EXTRACTED MATERIAL:
BEGIN

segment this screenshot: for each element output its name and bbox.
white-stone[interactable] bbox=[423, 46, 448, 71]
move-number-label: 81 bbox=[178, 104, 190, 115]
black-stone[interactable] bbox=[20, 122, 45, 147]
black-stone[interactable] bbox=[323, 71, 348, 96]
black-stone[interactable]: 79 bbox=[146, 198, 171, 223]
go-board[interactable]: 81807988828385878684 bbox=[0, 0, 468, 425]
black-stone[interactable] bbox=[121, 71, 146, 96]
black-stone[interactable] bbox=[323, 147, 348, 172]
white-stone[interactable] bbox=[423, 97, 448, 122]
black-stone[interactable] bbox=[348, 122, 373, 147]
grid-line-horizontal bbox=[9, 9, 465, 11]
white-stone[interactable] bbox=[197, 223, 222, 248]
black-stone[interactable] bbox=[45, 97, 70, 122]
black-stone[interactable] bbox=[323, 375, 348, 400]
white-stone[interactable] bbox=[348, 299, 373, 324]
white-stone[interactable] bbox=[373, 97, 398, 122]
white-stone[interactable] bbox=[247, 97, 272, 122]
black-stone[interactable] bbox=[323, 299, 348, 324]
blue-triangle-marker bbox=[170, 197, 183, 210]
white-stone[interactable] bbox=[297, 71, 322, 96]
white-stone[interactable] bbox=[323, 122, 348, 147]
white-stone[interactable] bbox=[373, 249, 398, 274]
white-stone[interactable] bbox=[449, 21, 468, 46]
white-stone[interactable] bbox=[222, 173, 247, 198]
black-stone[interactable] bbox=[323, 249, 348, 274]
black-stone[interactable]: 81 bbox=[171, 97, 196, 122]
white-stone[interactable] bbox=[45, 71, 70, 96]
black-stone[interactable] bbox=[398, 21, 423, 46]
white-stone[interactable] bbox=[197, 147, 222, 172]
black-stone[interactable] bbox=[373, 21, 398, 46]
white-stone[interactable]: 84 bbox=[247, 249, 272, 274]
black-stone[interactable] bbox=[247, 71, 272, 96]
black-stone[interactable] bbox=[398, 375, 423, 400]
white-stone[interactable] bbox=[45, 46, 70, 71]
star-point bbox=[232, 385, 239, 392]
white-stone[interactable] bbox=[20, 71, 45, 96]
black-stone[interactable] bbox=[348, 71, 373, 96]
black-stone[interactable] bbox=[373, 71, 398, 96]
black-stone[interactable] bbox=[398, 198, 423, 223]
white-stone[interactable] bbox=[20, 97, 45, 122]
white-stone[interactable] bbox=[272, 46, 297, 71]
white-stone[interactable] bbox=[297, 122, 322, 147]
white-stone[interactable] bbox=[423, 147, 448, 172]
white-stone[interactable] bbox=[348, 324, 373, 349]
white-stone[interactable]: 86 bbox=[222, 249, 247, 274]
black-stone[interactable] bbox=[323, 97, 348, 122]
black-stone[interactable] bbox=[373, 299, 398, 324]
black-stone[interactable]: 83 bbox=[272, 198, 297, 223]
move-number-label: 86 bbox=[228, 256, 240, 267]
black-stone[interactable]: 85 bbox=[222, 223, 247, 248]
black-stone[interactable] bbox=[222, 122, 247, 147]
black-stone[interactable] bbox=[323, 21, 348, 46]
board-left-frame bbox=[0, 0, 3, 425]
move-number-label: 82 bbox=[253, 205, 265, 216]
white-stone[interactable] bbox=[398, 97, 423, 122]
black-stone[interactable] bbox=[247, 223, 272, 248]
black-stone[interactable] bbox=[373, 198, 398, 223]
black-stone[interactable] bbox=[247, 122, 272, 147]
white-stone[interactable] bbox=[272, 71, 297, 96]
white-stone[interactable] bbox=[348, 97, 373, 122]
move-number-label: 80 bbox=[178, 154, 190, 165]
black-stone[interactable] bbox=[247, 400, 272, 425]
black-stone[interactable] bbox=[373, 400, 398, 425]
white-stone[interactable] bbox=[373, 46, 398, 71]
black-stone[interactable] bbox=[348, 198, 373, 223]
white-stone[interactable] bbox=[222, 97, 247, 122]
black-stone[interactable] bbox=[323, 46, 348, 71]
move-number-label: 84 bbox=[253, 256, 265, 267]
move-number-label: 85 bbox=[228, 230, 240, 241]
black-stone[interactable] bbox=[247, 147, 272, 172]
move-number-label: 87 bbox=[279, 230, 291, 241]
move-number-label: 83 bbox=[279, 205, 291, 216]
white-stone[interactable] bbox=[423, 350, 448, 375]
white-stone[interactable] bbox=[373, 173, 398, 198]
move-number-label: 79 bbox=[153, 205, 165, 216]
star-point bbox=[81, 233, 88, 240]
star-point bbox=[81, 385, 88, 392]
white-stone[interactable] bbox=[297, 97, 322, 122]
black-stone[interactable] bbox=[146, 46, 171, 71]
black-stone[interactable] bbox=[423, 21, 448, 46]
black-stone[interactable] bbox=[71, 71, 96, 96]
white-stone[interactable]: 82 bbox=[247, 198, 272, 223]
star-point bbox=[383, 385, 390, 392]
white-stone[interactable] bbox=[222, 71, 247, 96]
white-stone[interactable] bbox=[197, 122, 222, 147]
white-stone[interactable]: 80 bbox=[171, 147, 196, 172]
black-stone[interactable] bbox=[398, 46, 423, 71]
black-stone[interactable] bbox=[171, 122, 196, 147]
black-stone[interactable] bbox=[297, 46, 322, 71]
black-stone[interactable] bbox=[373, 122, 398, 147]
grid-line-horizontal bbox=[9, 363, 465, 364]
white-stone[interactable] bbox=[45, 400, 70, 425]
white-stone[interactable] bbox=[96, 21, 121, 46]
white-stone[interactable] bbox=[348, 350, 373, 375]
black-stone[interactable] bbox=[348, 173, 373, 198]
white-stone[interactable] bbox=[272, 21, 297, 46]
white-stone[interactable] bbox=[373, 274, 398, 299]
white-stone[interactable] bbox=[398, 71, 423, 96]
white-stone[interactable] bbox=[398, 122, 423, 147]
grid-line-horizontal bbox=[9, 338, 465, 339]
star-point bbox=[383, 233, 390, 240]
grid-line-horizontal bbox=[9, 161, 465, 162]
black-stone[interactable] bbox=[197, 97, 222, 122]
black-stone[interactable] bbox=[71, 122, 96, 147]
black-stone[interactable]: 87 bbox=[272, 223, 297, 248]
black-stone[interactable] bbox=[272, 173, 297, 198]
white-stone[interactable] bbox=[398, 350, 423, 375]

END

WHAT TO DO: How many lines of the material above contain the string "star", with case counting? Reply with the number alone.

RIGHT ANSWER: 5